* START Task data *

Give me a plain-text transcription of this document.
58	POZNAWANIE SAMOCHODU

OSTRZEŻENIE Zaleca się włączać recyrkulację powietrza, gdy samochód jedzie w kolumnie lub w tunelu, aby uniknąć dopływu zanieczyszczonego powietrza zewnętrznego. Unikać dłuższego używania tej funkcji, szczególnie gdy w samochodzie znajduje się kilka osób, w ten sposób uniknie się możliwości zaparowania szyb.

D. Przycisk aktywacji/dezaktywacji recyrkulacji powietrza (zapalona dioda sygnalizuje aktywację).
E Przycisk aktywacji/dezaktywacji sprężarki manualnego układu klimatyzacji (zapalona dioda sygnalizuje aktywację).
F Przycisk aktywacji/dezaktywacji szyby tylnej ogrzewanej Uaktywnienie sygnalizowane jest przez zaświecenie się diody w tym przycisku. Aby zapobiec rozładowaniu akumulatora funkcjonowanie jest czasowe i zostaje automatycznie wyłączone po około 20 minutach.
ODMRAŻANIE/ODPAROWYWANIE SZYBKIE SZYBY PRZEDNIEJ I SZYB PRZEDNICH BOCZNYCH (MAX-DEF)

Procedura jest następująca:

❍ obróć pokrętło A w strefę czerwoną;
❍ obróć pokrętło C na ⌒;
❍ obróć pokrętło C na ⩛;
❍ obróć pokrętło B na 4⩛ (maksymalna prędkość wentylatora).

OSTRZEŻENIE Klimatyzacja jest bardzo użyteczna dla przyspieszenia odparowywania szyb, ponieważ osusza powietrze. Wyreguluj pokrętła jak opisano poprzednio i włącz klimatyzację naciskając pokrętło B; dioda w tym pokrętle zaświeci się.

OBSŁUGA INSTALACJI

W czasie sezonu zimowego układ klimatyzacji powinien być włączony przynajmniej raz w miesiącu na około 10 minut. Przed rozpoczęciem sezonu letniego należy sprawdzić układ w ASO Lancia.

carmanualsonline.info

* END Task data *

**What to work on**
Each entry above is to be printed again exactly.

**Complete output**
Give me a plain-text transcription of this document.
58	POZNAWANIE SAMOCHODU

OSTRZEŻENIE Zaleca się włączać recyrkulację powietrza, gdy samochód jedzie w kolumnie lub w tunelu, aby uniknąć dopływu zanieczyszczonego powietrza zewnętrznego. Unikać dłuższego używania tej funkcji, szczególnie gdy w samochodzie znajduje się kilka osób, w ten sposób uniknie się możliwości zaparowania szyb.

D. Przycisk aktywacji/dezaktywacji recyrkulacji powietrza (zapalona dioda sygnalizuje aktywację).
E Przycisk aktywacji/dezaktywacji sprężarki manualnego układu klimatyzacji (zapalona dioda sygnalizuje aktywację).
F Przycisk aktywacji/dezaktywacji szyby tylnej ogrzewanej Uaktywnienie sygnalizowane jest przez zaświecenie się diody w tym przycisku. Aby zapobiec rozładowaniu akumulatora funkcjonowanie jest czasowe i zostaje automatycznie wyłączone po około 20 minutach.
ODMRAŻANIE/ODPAROWYWANIE SZYBKIE SZYBY PRZEDNIEJ I SZYB PRZEDNICH BOCZNYCH (MAX-DEF)

Procedura jest następująca:

❍ obróć pokrętło A w strefę czerwoną;
❍ obróć pokrętło C na ⌒;
❍ obróć pokrętło C na ⩛;
❍ obróć pokrętło B na 4⩛ (maksymalna prędkość wentylatora).

OSTRZEŻENIE Klimatyzacja jest bardzo użyteczna dla przyspieszenia odparowywania szyb, ponieważ osusza powietrze. Wyreguluj pokrętła jak opisano poprzednio i włącz klimatyzację naciskając pokrętło B; dioda w tym pokrętle zaświeci się.

OBSŁUGA INSTALACJI

W czasie sezonu zimowego układ klimatyzacji powinien być włączony przynajmniej raz w miesiącu na około 10 minut. Przed rozpoczęciem sezonu letniego należy sprawdzić układ w ASO Lancia.

carmanualsonline.info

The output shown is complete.